[Start Records]

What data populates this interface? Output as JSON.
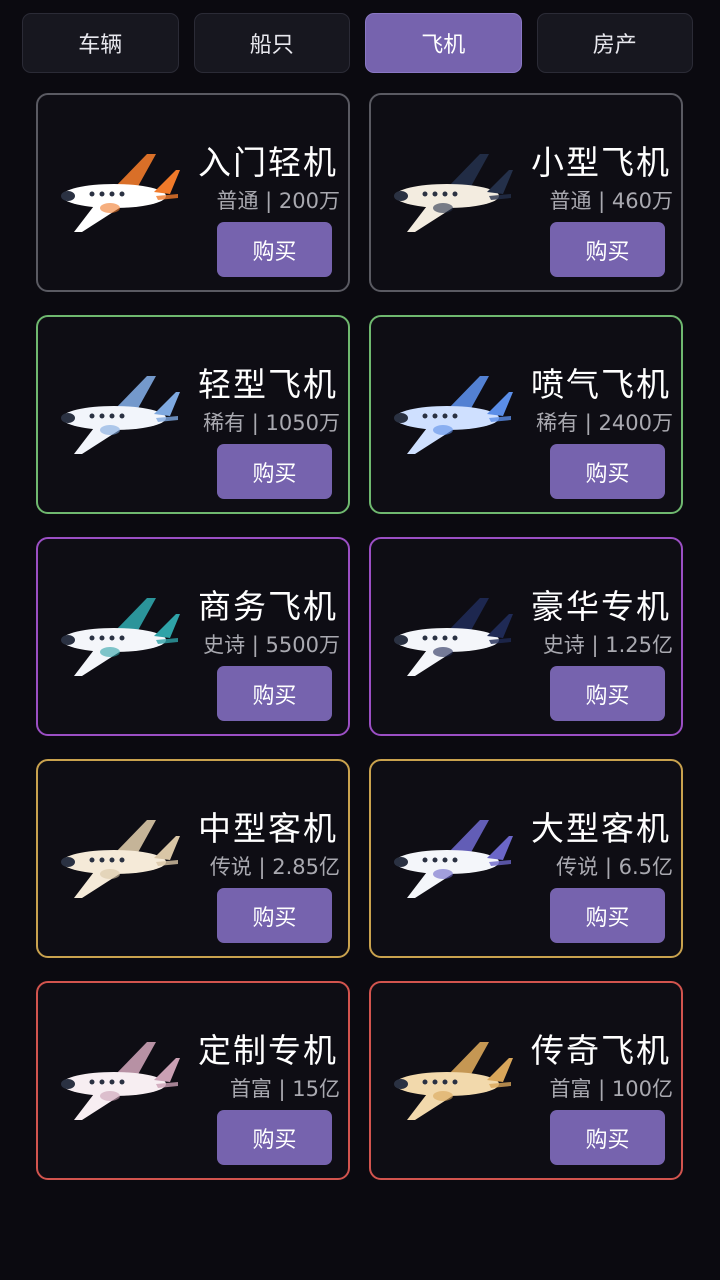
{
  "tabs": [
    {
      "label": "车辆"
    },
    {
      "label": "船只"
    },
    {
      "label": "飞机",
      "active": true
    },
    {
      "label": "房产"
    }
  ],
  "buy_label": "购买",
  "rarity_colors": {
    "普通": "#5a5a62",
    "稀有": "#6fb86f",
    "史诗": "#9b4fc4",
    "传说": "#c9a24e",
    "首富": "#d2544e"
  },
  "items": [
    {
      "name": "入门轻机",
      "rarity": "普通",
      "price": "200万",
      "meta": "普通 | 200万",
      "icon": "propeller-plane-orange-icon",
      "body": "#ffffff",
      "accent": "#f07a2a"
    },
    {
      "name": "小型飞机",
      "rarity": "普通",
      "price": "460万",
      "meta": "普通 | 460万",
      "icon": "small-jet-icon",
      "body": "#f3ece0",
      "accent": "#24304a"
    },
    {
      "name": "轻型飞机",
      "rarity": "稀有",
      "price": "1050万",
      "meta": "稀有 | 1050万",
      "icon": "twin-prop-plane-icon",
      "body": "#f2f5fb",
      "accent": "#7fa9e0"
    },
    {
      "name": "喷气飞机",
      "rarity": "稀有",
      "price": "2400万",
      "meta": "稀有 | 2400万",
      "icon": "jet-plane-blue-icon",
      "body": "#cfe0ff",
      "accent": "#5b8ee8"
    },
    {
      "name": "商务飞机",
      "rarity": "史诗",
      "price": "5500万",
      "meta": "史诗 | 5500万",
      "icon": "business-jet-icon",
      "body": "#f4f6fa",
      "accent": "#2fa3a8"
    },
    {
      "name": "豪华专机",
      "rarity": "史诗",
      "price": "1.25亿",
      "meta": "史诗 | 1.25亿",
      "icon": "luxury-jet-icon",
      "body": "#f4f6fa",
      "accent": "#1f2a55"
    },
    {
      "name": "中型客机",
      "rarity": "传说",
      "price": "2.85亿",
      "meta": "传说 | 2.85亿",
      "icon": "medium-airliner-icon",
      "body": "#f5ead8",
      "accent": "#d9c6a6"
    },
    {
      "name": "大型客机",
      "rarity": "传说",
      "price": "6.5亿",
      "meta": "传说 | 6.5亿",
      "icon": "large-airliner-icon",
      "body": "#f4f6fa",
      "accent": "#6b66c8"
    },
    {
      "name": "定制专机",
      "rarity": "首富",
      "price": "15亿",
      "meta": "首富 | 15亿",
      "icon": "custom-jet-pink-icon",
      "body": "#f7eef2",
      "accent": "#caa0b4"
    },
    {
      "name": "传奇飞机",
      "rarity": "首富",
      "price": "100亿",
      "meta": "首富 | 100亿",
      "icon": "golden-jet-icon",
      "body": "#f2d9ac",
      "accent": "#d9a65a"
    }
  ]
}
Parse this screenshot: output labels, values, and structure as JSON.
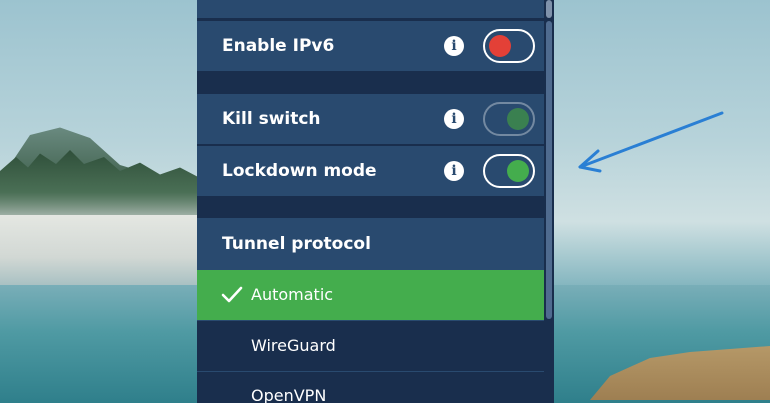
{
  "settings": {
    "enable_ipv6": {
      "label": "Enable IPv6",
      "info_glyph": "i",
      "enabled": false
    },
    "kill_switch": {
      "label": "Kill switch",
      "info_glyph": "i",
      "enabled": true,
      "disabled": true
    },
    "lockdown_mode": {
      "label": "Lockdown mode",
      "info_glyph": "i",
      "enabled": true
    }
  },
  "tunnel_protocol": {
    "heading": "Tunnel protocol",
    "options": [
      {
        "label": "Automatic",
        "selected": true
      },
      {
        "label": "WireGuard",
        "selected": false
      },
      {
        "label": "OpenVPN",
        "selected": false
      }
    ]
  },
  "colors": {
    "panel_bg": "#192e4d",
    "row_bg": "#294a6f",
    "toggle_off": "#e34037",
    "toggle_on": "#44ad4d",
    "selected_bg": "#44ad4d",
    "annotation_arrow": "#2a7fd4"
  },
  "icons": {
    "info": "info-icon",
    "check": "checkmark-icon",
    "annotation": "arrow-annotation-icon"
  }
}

[End Records]

Directive - Above are records to transcribe exactly; leave their pictures out.

Problem solution -
What data populates this interface? Output as JSON.
{
  "tabs": [
    {
      "label": "车辆"
    },
    {
      "label": "船只"
    },
    {
      "label": "飞机",
      "active": true
    },
    {
      "label": "房产"
    }
  ],
  "buy_label": "购买",
  "rarity_colors": {
    "普通": "#5a5a62",
    "稀有": "#6fb86f",
    "史诗": "#9b4fc4",
    "传说": "#c9a24e",
    "首富": "#d2544e"
  },
  "items": [
    {
      "name": "入门轻机",
      "rarity": "普通",
      "price": "200万",
      "meta": "普通 | 200万",
      "icon": "propeller-plane-orange-icon",
      "body": "#ffffff",
      "accent": "#f07a2a"
    },
    {
      "name": "小型飞机",
      "rarity": "普通",
      "price": "460万",
      "meta": "普通 | 460万",
      "icon": "small-jet-icon",
      "body": "#f3ece0",
      "accent": "#24304a"
    },
    {
      "name": "轻型飞机",
      "rarity": "稀有",
      "price": "1050万",
      "meta": "稀有 | 1050万",
      "icon": "twin-prop-plane-icon",
      "body": "#f2f5fb",
      "accent": "#7fa9e0"
    },
    {
      "name": "喷气飞机",
      "rarity": "稀有",
      "price": "2400万",
      "meta": "稀有 | 2400万",
      "icon": "jet-plane-blue-icon",
      "body": "#cfe0ff",
      "accent": "#5b8ee8"
    },
    {
      "name": "商务飞机",
      "rarity": "史诗",
      "price": "5500万",
      "meta": "史诗 | 5500万",
      "icon": "business-jet-icon",
      "body": "#f4f6fa",
      "accent": "#2fa3a8"
    },
    {
      "name": "豪华专机",
      "rarity": "史诗",
      "price": "1.25亿",
      "meta": "史诗 | 1.25亿",
      "icon": "luxury-jet-icon",
      "body": "#f4f6fa",
      "accent": "#1f2a55"
    },
    {
      "name": "中型客机",
      "rarity": "传说",
      "price": "2.85亿",
      "meta": "传说 | 2.85亿",
      "icon": "medium-airliner-icon",
      "body": "#f5ead8",
      "accent": "#d9c6a6"
    },
    {
      "name": "大型客机",
      "rarity": "传说",
      "price": "6.5亿",
      "meta": "传说 | 6.5亿",
      "icon": "large-airliner-icon",
      "body": "#f4f6fa",
      "accent": "#6b66c8"
    },
    {
      "name": "定制专机",
      "rarity": "首富",
      "price": "15亿",
      "meta": "首富 | 15亿",
      "icon": "custom-jet-pink-icon",
      "body": "#f7eef2",
      "accent": "#caa0b4"
    },
    {
      "name": "传奇飞机",
      "rarity": "首富",
      "price": "100亿",
      "meta": "首富 | 100亿",
      "icon": "golden-jet-icon",
      "body": "#f2d9ac",
      "accent": "#d9a65a"
    }
  ]
}
Parse this screenshot: output labels, values, and structure as JSON.
{
  "settings": {
    "enable_ipv6": {
      "label": "Enable IPv6",
      "info_glyph": "i",
      "enabled": false
    },
    "kill_switch": {
      "label": "Kill switch",
      "info_glyph": "i",
      "enabled": true,
      "disabled": true
    },
    "lockdown_mode": {
      "label": "Lockdown mode",
      "info_glyph": "i",
      "enabled": true
    }
  },
  "tunnel_protocol": {
    "heading": "Tunnel protocol",
    "options": [
      {
        "label": "Automatic",
        "selected": true
      },
      {
        "label": "WireGuard",
        "selected": false
      },
      {
        "label": "OpenVPN",
        "selected": false
      }
    ]
  },
  "colors": {
    "panel_bg": "#192e4d",
    "row_bg": "#294a6f",
    "toggle_off": "#e34037",
    "toggle_on": "#44ad4d",
    "selected_bg": "#44ad4d",
    "annotation_arrow": "#2a7fd4"
  },
  "icons": {
    "info": "info-icon",
    "check": "checkmark-icon",
    "annotation": "arrow-annotation-icon"
  }
}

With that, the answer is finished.